TASK STATEMENT –
Quote the whole listing word for word. Do not include the pictures.

== DATA EXCERPTS

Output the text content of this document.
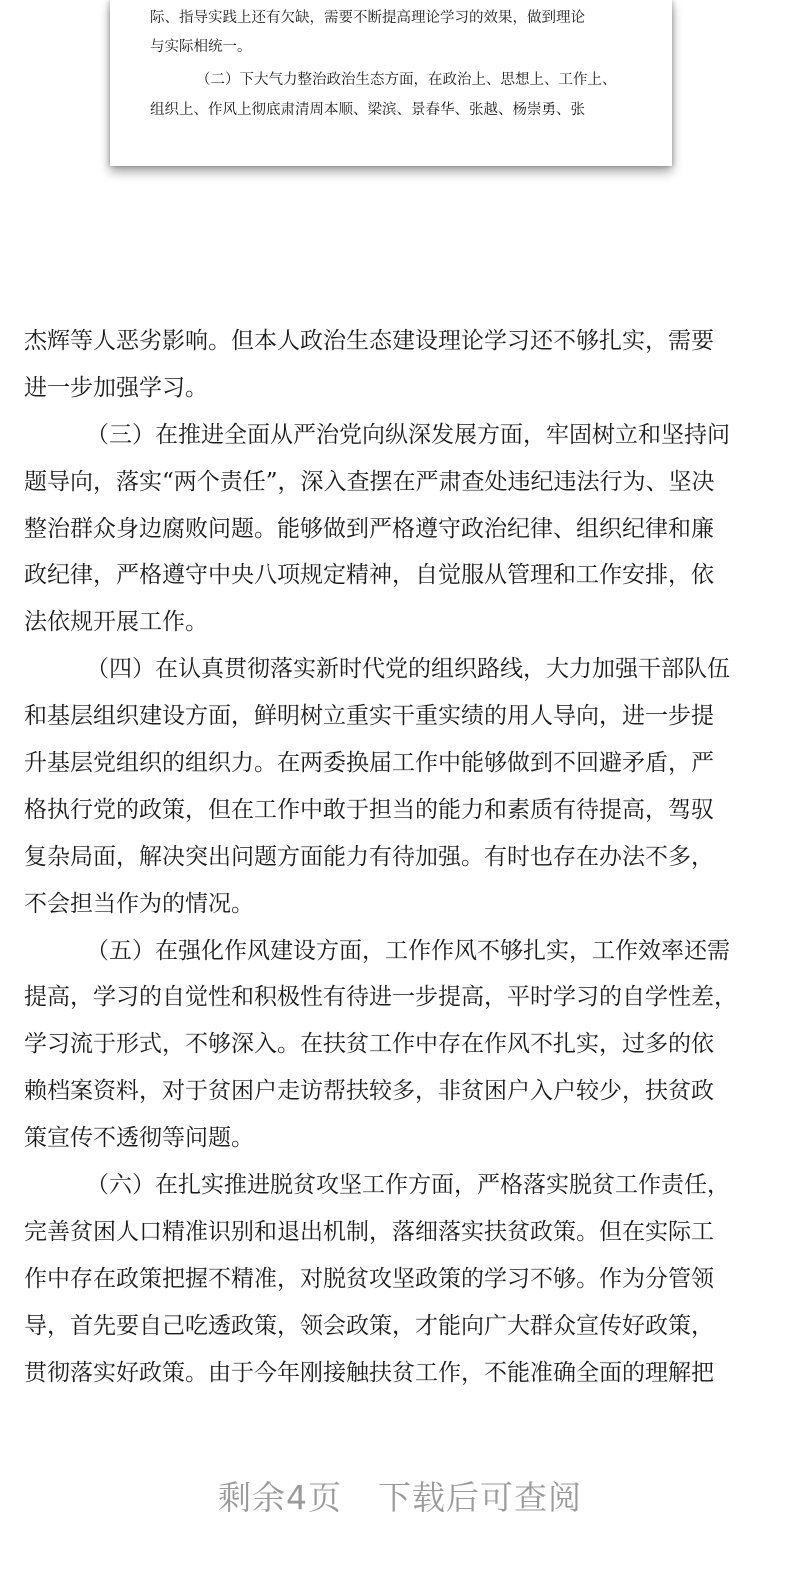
际、指导实践上还有欠缺，需要不断提高理论学习的效果，做到理论

与实际相统一。

（二）下大气力整治政治生态方面，在政治上、思想上、工作上、

组织上、作风上彻底肃清周本顺、梁滨、景春华、张越、杨崇勇、张

杰辉等人恶劣影响。但本人政治生态建设理论学习还不够扎实，需要
进一步加强学习。
（三）在推进全面从严治党向纵深发展方面，牢固树立和坚持问
题导向，落实“两个责任”，深入查摆在严肃查处违纪违法行为、坚决
整治群众身边腐败问题。能够做到严格遵守政治纪律、组织纪律和廉
政纪律，严格遵守中央八项规定精神，自觉服从管理和工作安排，依
法依规开展工作。
（四）在认真贯彻落实新时代党的组织路线，大力加强干部队伍
和基层组织建设方面，鲜明树立重实干重实绩的用人导向，进一步提
升基层党组织的组织力。在两委换届工作中能够做到不回避矛盾，严
格执行党的政策，但在工作中敢于担当的能力和素质有待提高，驾驭
复杂局面，解决突出问题方面能力有待加强。有时也存在办法不多，
不会担当作为的情况。
（五）在强化作风建设方面，工作作风不够扎实，工作效率还需
提高，学习的自觉性和积极性有待进一步提高，平时学习的自学性差，
学习流于形式，不够深入。在扶贫工作中存在作风不扎实，过多的依
赖档案资料，对于贫困户走访帮扶较多，非贫困户入户较少，扶贫政
策宣传不透彻等问题。
（六）在扎实推进脱贫攻坚工作方面，严格落实脱贫工作责任，
完善贫困人口精准识别和退出机制，落细落实扶贫政策。但在实际工
作中存在政策把握不精准，对脱贫攻坚政策的学习不够。作为分管领
导，首先要自己吃透政策，领会政策，才能向广大群众宣传好政策，
贯彻落实好政策。由于今年刚接触扶贫工作，不能准确全面的理解把
剩余4页 下载后可查阅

====

SOLUTION FOR THIS PROBLEM –
Output the text content of this document.
际、指导实践上还有欠缺，需要不断提高理论学习的效果，做到理论

与实际相统一。

（二）下大气力整治政治生态方面，在政治上、思想上、工作上、

组织上、作风上彻底肃清周本顺、梁滨、景春华、张越、杨崇勇、张

杰辉等人恶劣影响。但本人政治生态建设理论学习还不够扎实，需要
进一步加强学习。
（三）在推进全面从严治党向纵深发展方面，牢固树立和坚持问
题导向，落实“两个责任”，深入查摆在严肃查处违纪违法行为、坚决
整治群众身边腐败问题。能够做到严格遵守政治纪律、组织纪律和廉
政纪律，严格遵守中央八项规定精神，自觉服从管理和工作安排，依
法依规开展工作。
（四）在认真贯彻落实新时代党的组织路线，大力加强干部队伍
和基层组织建设方面，鲜明树立重实干重实绩的用人导向，进一步提
升基层党组织的组织力。在两委换届工作中能够做到不回避矛盾，严
格执行党的政策，但在工作中敢于担当的能力和素质有待提高，驾驭
复杂局面，解决突出问题方面能力有待加强。有时也存在办法不多，
不会担当作为的情况。
（五）在强化作风建设方面，工作作风不够扎实，工作效率还需
提高，学习的自觉性和积极性有待进一步提高，平时学习的自学性差，
学习流于形式，不够深入。在扶贫工作中存在作风不扎实，过多的依
赖档案资料，对于贫困户走访帮扶较多，非贫困户入户较少，扶贫政
策宣传不透彻等问题。
（六）在扎实推进脱贫攻坚工作方面，严格落实脱贫工作责任，
完善贫困人口精准识别和退出机制，落细落实扶贫政策。但在实际工
作中存在政策把握不精准，对脱贫攻坚政策的学习不够。作为分管领
导，首先要自己吃透政策，领会政策，才能向广大群众宣传好政策，
贯彻落实好政策。由于今年刚接触扶贫工作，不能准确全面的理解把
剩余4页 下载后可查阅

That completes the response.